Begin EXTRACTED ENTRIES

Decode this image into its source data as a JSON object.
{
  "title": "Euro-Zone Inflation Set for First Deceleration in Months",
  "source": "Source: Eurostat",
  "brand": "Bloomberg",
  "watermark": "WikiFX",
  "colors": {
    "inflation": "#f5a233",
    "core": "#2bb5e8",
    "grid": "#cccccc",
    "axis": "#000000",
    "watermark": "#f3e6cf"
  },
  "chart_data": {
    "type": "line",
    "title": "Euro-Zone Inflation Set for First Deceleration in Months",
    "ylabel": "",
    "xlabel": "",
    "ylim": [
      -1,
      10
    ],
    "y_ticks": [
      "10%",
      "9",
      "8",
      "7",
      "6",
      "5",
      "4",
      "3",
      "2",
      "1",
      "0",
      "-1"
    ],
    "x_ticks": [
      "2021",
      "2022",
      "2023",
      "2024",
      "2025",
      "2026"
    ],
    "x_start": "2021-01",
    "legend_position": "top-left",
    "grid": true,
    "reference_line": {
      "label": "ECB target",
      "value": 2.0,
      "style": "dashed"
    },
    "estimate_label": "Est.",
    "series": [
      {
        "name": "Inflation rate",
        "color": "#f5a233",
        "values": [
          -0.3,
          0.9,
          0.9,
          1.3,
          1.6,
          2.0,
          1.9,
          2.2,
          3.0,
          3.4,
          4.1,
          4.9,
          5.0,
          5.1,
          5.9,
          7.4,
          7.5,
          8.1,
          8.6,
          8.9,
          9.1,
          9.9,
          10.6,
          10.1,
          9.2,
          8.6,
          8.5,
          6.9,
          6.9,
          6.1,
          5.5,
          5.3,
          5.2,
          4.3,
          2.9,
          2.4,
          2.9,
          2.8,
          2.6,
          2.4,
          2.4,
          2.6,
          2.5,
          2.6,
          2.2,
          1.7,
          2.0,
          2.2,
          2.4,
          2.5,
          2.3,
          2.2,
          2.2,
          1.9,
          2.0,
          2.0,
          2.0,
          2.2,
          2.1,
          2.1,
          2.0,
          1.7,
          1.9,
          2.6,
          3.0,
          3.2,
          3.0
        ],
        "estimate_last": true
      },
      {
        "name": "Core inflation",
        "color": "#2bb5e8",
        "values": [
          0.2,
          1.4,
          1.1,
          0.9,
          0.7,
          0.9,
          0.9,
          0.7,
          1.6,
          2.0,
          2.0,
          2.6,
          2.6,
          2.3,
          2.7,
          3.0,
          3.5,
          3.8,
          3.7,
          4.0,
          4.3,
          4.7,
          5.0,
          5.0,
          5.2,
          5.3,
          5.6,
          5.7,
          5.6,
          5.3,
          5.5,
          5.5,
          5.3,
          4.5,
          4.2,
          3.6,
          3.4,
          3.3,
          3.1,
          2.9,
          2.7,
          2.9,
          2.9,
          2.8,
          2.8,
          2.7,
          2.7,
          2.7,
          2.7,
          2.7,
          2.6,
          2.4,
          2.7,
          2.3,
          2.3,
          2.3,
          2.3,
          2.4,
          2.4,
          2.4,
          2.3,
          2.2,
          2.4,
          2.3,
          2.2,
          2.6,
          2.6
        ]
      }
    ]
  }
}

End EXTRACTED ENTRIES

_STATED GOAL_: In the entries above, find every line holding the word "title" and copy it out.

_COMPLETE OUTPUT_:
  "title": "Euro-Zone Inflation Set for First Deceleration in Months",
    "title": "Euro-Zone Inflation Set for First Deceleration in Months",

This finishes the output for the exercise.